* **Set problem**:
Each line containing the word "PIZEY" must be collected.

⟨

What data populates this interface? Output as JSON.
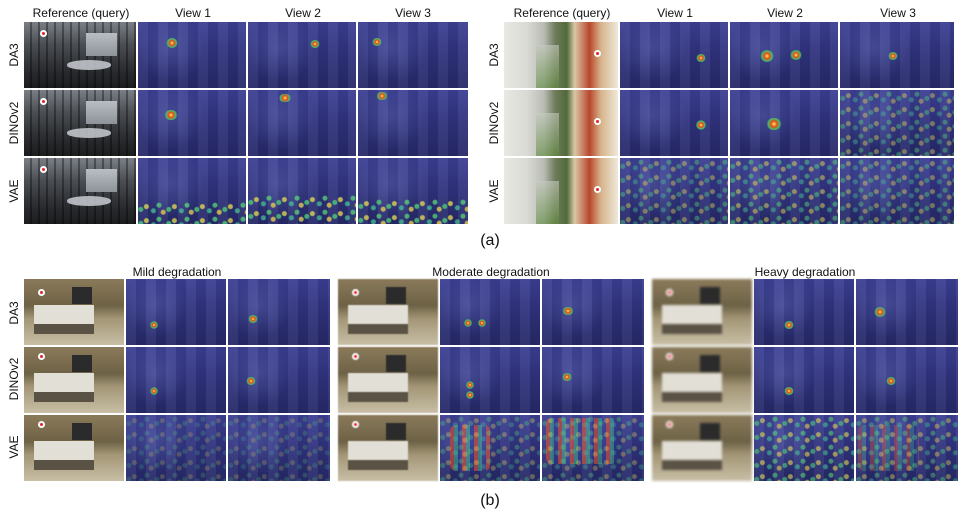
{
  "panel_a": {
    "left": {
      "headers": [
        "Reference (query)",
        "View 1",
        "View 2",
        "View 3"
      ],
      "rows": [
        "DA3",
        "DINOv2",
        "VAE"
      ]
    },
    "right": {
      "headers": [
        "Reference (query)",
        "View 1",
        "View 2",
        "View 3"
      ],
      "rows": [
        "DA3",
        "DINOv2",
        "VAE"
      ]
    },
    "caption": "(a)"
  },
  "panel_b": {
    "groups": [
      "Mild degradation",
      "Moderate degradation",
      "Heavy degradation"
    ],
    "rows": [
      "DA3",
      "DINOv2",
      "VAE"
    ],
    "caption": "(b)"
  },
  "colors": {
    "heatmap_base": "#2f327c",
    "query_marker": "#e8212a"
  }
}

⟩
⟨

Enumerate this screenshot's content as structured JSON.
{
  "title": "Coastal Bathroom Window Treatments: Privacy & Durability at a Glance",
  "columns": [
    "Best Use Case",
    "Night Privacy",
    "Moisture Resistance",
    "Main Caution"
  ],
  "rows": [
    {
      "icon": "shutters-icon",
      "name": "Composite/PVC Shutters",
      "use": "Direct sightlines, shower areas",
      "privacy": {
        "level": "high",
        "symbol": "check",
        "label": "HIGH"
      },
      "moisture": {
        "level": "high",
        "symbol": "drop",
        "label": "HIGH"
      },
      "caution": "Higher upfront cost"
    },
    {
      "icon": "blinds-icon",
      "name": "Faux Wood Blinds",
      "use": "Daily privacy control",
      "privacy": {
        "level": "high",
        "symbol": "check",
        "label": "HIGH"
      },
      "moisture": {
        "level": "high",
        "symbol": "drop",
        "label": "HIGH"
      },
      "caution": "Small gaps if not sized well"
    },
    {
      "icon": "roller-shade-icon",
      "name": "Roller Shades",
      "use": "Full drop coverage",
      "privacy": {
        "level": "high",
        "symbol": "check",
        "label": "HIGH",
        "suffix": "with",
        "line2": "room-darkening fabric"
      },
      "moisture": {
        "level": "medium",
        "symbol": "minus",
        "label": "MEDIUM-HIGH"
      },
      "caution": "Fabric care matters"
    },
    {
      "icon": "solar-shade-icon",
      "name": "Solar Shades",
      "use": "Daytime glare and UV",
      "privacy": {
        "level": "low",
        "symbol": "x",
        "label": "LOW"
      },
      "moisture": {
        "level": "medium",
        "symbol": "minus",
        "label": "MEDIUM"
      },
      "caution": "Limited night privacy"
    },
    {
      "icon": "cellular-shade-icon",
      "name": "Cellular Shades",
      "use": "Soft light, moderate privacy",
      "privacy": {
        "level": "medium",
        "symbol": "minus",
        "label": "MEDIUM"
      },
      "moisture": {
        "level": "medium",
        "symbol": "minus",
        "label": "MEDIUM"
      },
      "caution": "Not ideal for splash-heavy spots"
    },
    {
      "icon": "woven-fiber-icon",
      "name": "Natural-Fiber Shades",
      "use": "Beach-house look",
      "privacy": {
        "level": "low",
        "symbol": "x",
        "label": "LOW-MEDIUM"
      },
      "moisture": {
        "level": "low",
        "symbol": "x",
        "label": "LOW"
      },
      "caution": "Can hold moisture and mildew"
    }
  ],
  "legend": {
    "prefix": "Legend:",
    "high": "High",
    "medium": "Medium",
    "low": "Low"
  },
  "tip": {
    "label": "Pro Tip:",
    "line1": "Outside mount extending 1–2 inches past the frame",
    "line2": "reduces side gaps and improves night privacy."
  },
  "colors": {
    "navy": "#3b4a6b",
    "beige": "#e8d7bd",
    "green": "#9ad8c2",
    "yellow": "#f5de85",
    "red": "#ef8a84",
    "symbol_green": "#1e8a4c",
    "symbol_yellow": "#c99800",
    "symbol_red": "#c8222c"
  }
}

⟩
⟨

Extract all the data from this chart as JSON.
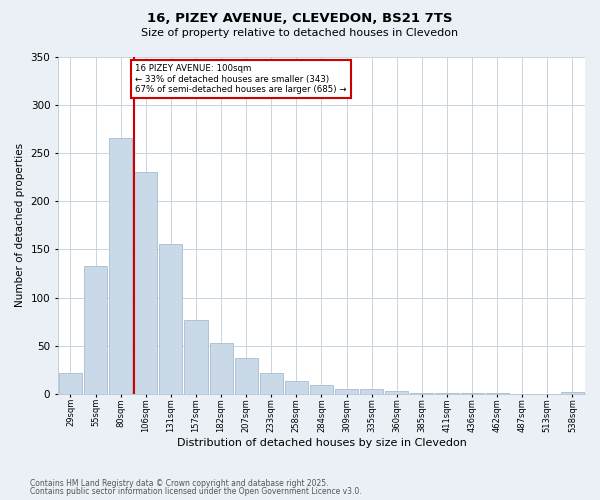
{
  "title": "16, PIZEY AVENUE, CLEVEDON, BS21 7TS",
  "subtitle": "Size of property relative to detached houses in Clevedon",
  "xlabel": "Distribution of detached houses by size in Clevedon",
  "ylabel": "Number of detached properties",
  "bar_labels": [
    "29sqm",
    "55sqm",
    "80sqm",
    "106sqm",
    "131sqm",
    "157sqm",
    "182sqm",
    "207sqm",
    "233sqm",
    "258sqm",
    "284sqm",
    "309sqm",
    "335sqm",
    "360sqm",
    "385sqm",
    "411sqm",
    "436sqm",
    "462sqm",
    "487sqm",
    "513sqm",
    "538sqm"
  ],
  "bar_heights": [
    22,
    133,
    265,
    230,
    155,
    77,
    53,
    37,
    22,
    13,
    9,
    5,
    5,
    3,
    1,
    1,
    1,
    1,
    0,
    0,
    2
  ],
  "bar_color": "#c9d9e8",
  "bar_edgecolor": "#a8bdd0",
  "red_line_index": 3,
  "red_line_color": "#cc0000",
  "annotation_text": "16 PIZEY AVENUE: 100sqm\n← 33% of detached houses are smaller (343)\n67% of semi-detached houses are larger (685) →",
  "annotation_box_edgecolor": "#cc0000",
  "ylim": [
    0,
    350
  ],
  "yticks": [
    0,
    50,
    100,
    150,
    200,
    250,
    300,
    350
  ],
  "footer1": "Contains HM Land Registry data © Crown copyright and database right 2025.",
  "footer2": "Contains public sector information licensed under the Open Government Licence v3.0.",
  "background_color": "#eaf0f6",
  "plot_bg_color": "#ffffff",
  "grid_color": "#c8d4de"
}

⟩

* **The solution**:
  "title": "16, PIZEY AVENUE, CLEVEDON, BS21 7TS",
  "annotation_text": "16 PIZEY AVENUE: 100sqm\n← 33% of detached houses are smaller (343)\n67% of semi-detached houses are larger (685) →",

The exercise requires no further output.